STATED TASK:
Records follow. Select each line holding "name".

++++

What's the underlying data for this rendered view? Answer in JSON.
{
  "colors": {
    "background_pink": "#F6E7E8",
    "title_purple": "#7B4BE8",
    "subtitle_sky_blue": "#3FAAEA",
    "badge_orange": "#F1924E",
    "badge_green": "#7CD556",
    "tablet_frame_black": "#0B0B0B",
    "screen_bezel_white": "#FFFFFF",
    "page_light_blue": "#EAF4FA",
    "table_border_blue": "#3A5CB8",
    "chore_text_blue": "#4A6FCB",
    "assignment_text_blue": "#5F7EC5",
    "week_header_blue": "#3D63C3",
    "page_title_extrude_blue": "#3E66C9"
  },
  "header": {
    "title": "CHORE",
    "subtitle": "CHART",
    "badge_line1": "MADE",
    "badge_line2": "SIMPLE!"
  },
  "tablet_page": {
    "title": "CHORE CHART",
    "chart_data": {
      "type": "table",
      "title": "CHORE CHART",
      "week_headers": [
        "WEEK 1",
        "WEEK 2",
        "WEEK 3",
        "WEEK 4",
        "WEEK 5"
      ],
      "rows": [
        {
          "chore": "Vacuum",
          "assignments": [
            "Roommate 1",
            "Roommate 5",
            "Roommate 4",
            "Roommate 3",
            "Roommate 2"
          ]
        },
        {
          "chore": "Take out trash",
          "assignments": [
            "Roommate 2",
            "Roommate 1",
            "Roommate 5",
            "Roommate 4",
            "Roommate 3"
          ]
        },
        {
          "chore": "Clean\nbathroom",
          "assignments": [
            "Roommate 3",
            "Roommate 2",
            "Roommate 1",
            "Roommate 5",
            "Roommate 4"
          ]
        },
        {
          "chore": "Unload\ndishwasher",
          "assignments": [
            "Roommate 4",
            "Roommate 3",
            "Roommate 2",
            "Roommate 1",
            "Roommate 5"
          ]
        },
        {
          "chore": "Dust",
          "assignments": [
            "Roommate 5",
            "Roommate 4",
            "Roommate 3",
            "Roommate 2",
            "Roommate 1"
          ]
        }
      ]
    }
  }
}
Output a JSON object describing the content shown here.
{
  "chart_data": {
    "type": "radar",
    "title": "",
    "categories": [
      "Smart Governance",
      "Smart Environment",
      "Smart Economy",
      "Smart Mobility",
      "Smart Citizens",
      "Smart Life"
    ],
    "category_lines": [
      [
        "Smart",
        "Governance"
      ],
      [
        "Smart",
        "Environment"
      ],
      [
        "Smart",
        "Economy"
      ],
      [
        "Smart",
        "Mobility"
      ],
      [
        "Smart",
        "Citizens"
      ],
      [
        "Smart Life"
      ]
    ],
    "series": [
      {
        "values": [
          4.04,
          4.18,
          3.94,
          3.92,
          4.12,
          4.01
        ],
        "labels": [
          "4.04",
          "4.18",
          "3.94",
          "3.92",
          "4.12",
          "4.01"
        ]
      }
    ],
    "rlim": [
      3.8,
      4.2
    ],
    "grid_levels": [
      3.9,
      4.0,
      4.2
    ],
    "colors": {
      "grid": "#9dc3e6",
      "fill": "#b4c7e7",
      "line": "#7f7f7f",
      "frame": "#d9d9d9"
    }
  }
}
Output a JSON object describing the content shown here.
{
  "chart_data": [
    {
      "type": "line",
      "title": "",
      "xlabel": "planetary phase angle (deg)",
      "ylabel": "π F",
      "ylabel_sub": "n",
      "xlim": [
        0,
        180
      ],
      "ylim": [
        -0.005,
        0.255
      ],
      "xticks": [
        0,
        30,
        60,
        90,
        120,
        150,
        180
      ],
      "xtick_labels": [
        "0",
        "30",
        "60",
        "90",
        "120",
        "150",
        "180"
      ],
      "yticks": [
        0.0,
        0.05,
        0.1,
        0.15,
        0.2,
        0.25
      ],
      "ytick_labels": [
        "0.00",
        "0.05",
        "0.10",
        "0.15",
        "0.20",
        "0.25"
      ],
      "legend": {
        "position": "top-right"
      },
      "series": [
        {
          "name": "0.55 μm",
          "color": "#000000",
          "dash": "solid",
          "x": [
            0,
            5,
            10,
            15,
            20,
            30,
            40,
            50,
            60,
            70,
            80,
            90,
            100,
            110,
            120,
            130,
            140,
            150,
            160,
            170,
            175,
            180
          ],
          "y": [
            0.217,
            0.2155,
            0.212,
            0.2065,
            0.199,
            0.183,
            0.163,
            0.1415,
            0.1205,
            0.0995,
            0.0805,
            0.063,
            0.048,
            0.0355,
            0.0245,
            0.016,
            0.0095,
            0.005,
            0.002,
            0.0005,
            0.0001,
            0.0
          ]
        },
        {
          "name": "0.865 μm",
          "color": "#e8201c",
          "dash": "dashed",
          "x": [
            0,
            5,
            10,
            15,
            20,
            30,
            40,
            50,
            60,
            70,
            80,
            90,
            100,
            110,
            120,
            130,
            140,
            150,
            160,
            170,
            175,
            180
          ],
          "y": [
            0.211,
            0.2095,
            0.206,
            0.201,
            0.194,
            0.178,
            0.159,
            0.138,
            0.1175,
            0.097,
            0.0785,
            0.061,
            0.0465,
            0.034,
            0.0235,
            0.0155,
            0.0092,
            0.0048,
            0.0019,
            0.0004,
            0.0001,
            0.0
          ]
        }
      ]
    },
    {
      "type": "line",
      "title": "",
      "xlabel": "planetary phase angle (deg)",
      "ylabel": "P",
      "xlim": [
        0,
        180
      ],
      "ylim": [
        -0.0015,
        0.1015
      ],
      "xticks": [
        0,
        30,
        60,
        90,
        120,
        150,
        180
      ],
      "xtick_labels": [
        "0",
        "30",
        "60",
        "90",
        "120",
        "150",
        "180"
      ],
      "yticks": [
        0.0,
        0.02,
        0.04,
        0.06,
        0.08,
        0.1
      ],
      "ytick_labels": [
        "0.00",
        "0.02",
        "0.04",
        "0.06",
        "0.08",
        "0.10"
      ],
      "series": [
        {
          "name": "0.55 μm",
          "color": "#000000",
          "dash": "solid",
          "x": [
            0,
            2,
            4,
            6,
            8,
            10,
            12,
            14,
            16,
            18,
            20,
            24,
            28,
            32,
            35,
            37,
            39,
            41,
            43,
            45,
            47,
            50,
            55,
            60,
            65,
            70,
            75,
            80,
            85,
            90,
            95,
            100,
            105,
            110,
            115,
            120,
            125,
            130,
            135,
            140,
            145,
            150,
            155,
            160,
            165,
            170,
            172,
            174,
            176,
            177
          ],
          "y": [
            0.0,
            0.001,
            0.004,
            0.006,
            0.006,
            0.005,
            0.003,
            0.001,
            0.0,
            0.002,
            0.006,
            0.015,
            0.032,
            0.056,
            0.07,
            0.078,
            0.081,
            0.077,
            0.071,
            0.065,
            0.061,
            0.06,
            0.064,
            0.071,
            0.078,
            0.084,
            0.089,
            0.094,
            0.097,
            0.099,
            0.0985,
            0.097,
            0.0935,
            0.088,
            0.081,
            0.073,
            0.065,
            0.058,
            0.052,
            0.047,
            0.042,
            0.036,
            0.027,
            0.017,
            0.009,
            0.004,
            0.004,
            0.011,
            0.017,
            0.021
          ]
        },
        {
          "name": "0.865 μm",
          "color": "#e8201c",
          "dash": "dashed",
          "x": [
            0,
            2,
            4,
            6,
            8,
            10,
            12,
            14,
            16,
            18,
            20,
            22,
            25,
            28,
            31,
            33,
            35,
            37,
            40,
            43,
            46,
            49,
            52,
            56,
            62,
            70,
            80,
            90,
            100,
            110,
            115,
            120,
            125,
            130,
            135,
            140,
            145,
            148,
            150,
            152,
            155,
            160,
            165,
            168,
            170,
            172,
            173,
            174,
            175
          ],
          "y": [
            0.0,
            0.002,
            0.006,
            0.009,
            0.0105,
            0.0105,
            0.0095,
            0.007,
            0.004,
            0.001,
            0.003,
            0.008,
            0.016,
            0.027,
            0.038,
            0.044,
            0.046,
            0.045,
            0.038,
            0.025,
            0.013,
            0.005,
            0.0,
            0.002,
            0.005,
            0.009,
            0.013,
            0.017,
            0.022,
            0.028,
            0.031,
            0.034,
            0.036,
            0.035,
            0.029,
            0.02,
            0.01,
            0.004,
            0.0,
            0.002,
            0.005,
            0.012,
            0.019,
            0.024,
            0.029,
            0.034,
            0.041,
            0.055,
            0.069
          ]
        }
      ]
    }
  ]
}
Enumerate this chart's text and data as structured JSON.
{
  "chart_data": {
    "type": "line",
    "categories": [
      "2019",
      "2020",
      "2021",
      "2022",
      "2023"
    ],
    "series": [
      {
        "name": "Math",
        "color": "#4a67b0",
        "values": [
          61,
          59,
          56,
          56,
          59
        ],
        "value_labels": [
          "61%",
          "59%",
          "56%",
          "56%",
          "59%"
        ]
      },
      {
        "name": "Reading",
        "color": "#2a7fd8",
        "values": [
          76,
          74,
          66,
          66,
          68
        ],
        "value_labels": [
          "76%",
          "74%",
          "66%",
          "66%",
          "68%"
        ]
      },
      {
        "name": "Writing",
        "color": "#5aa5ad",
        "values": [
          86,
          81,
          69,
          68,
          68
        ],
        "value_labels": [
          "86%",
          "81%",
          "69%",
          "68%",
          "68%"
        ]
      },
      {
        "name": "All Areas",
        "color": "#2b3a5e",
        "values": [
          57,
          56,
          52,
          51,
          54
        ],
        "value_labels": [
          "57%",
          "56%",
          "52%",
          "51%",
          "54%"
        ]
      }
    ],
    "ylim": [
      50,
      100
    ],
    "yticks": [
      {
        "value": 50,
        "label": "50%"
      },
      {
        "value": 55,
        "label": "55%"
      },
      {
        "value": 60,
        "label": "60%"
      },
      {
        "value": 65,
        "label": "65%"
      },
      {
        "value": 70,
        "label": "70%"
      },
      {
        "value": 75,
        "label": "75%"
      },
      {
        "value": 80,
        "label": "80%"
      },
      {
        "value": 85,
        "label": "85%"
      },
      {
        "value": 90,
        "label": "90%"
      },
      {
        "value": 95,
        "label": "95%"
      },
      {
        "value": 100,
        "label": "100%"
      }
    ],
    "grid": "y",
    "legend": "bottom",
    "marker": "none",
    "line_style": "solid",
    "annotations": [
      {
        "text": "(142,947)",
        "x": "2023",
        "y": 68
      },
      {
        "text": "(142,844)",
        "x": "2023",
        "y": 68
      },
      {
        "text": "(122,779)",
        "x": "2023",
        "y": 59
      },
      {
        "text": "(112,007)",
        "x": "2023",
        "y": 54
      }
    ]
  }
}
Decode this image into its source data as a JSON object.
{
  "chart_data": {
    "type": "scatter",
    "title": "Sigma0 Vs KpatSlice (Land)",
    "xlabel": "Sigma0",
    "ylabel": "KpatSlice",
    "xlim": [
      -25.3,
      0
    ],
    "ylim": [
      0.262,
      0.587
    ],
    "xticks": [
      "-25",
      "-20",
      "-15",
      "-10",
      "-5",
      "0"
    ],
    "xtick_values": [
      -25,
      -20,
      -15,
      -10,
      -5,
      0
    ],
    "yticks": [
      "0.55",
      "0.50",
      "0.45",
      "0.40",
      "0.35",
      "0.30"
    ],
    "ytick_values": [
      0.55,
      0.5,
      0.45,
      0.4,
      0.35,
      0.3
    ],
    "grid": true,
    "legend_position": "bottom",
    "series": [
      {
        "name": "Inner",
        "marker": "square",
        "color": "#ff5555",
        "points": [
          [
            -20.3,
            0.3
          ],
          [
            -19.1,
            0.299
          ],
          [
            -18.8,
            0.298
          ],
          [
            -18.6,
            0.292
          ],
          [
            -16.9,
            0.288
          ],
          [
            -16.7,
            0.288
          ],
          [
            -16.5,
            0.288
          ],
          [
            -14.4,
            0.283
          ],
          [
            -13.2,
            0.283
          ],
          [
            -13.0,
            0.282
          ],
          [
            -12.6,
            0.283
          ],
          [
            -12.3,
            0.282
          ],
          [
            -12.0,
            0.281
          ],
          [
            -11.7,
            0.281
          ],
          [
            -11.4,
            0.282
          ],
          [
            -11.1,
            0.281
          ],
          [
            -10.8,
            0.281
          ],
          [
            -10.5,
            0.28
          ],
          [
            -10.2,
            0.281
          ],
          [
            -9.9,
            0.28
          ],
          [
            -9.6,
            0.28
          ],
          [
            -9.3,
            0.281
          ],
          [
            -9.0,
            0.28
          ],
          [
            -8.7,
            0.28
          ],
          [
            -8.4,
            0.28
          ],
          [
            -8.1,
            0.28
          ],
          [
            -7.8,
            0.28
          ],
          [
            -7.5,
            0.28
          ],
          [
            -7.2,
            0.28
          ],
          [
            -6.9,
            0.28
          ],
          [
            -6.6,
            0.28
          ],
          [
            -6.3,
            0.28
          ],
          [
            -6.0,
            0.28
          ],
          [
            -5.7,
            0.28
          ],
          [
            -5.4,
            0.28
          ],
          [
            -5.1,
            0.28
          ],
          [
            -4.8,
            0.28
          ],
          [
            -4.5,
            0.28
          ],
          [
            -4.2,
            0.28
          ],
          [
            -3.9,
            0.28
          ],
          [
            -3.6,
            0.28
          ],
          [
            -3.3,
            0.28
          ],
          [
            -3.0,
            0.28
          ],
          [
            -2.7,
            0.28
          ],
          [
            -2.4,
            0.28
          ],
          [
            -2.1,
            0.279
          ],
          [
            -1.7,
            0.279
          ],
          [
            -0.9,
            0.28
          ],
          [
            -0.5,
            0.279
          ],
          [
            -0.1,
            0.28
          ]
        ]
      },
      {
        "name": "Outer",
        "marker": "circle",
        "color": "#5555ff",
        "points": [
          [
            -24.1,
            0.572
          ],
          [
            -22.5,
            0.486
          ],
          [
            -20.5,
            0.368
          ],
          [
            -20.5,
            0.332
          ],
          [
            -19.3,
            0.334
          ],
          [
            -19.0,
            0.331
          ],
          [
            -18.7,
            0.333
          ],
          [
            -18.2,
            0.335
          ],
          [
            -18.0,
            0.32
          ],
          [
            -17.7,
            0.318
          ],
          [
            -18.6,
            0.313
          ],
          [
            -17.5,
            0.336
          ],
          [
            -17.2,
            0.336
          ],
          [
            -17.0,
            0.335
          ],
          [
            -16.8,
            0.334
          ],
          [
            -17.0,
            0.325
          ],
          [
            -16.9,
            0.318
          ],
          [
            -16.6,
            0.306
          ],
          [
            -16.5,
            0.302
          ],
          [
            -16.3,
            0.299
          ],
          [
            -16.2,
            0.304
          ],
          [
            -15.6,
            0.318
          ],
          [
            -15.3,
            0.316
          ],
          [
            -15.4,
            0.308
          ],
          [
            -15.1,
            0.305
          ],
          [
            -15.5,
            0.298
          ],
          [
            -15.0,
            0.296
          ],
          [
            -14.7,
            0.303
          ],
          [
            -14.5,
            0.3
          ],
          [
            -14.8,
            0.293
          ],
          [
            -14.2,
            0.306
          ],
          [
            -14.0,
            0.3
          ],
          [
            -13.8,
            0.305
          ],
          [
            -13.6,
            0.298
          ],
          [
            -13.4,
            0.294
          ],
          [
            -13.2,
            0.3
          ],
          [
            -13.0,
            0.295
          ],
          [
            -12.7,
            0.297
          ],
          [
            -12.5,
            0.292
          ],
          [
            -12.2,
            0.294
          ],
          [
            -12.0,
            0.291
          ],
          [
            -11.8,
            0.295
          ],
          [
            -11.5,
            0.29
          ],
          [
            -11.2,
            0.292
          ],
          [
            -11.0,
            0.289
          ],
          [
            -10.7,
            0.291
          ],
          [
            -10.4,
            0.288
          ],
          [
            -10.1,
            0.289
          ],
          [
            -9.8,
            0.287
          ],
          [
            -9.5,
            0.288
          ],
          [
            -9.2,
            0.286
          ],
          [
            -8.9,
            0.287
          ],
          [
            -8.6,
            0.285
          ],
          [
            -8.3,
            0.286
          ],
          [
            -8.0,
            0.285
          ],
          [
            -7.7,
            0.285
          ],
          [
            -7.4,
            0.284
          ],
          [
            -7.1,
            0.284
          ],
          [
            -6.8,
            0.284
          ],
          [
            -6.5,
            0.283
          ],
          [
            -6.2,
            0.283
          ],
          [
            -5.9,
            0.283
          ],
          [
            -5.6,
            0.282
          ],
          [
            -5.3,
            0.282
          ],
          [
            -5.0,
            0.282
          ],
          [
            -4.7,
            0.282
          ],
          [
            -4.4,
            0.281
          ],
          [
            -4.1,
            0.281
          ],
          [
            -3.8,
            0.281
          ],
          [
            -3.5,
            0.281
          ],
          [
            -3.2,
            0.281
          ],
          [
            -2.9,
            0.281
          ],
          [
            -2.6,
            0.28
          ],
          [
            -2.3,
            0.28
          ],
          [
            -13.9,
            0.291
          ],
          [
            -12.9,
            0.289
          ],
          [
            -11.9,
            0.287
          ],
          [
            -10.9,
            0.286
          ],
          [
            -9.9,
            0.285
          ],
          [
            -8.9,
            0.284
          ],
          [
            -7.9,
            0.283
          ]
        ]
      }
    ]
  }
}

++++

FINAL RESULT:
          "name": "0.55 μm",
          "name": "0.865 μm",
          "name": "0.55 μm",
          "name": "0.865 μm",
        "name": "Math",
        "name": "Reading",
        "name": "Writing",
        "name": "All Areas",
        "name": "Inner",
        "name": "Outer",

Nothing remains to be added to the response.